# [THE RECORDS]
····················

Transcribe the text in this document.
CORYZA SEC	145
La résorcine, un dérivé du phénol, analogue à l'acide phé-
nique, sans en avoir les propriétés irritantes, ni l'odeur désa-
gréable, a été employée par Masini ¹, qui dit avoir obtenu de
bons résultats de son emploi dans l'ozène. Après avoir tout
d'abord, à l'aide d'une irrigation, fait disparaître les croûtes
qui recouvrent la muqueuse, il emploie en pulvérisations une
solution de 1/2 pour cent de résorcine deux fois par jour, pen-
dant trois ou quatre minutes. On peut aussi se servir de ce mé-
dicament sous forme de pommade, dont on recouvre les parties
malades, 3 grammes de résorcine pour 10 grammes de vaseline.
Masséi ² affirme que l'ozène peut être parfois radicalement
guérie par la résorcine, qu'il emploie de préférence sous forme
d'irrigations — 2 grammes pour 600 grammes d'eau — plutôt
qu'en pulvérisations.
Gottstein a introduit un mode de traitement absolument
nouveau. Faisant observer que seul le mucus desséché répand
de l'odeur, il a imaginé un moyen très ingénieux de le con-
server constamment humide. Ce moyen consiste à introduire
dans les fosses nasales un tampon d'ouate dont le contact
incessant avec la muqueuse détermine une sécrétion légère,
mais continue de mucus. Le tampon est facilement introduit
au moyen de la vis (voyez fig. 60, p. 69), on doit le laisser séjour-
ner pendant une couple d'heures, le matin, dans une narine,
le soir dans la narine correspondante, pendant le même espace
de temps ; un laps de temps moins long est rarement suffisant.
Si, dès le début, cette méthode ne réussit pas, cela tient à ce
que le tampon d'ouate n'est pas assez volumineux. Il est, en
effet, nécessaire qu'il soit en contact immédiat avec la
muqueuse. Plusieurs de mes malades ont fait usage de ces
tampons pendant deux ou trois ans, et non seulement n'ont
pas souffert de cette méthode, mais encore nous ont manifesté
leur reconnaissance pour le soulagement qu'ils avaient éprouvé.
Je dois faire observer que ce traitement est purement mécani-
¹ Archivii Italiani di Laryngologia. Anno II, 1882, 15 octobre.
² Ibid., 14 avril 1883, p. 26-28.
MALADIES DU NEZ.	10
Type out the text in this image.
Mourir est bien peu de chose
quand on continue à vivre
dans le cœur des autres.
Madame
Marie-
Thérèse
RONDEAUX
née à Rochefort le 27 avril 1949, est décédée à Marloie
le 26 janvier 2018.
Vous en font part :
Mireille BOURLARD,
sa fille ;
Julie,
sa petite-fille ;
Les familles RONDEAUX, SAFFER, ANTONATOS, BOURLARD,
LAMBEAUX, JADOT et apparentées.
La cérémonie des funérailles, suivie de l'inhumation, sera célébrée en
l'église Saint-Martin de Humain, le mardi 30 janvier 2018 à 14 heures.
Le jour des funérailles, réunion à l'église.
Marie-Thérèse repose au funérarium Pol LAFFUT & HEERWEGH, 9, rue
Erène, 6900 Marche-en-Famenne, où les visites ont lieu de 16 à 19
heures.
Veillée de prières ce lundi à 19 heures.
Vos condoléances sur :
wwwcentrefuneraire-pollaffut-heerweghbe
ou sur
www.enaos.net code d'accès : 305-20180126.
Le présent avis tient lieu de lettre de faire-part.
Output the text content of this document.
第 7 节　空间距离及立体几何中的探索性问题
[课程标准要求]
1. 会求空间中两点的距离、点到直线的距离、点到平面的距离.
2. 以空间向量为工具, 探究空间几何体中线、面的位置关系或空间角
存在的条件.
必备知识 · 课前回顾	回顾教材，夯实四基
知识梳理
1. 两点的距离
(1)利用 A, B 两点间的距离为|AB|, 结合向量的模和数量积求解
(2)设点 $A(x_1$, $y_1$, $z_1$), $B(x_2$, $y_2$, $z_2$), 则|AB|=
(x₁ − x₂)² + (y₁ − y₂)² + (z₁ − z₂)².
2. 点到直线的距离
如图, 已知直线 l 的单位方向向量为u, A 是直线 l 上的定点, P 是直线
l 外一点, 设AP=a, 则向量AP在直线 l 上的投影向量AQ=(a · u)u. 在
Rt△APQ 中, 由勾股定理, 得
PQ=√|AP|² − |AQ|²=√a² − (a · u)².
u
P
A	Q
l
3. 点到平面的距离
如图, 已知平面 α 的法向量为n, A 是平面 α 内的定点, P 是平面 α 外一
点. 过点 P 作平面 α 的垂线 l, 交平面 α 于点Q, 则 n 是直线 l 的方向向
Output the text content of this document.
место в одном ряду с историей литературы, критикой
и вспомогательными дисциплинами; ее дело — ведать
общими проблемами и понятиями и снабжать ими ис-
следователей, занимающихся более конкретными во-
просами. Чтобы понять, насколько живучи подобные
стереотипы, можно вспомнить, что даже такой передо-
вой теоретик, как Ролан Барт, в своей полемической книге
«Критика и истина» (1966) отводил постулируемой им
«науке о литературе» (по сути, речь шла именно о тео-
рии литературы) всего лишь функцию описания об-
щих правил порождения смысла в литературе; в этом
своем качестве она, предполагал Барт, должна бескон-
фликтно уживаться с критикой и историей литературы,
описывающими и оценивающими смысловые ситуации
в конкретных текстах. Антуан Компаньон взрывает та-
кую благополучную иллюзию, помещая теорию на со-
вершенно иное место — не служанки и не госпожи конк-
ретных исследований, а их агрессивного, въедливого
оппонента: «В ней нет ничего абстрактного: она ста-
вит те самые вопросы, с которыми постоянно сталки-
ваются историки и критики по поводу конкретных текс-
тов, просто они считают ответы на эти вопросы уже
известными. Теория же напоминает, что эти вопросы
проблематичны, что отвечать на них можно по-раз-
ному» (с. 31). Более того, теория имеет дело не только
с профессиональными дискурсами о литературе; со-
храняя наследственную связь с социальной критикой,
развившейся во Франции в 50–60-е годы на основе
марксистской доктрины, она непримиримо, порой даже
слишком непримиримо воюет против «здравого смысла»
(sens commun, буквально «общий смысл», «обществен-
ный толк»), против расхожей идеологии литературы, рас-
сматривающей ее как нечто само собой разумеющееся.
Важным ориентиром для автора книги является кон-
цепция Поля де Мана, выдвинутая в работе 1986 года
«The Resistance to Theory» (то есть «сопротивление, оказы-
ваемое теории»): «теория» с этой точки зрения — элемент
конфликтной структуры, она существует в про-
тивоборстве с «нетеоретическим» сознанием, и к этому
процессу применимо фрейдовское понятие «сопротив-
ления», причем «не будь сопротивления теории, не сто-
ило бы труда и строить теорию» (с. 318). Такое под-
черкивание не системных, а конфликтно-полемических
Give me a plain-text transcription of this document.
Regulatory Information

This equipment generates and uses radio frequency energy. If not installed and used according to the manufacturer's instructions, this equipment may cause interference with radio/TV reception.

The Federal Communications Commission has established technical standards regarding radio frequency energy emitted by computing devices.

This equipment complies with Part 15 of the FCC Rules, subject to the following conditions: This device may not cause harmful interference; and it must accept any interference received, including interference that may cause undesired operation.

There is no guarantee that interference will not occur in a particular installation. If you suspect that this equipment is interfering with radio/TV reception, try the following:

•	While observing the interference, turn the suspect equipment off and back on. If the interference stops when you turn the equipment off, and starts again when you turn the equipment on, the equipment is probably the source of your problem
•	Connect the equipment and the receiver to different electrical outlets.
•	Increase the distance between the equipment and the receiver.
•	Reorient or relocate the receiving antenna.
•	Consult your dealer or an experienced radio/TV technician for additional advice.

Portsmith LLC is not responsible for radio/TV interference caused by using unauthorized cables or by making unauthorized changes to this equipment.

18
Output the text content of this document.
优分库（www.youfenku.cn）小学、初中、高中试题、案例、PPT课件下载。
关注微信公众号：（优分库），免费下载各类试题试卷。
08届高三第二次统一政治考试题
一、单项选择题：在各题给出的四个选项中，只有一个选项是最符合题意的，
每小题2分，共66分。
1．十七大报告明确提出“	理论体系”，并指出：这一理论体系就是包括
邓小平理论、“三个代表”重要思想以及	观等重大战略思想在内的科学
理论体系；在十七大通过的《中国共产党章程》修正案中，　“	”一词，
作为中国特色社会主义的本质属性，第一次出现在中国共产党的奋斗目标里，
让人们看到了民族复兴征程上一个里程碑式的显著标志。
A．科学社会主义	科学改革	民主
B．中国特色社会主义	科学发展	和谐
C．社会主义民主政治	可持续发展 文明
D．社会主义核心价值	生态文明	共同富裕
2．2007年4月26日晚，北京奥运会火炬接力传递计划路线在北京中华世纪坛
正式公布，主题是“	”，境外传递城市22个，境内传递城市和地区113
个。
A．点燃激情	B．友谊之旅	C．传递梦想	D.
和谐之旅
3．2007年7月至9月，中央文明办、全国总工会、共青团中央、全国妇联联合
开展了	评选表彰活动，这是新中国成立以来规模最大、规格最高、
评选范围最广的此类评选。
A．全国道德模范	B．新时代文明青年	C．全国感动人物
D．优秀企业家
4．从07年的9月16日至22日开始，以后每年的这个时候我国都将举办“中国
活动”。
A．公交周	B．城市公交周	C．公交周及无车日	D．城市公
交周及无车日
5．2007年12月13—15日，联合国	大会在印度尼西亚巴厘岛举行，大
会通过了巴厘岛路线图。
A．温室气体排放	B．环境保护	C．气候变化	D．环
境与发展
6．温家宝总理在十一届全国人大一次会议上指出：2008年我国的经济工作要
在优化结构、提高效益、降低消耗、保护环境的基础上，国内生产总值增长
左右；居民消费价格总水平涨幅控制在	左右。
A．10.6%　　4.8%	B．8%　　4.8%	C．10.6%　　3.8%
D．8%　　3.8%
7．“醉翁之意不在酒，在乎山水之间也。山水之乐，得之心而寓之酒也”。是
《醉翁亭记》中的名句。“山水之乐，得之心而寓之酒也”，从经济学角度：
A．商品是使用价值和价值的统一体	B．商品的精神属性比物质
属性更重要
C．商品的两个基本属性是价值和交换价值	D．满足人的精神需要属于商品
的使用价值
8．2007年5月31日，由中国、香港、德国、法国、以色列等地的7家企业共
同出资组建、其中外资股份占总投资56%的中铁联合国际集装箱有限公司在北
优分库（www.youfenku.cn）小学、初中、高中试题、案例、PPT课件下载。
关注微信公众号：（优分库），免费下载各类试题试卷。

····················

# [WRITTEN INSTRUCTION]
Identify each line in the entries with the word "fait" and copy it.

# [RESPONSE BELOW]
d'abord, à l'aide d'une irrigation, fait disparaître les croûtes
muqueuse. Plusieurs de mes malades ont fait usage de ces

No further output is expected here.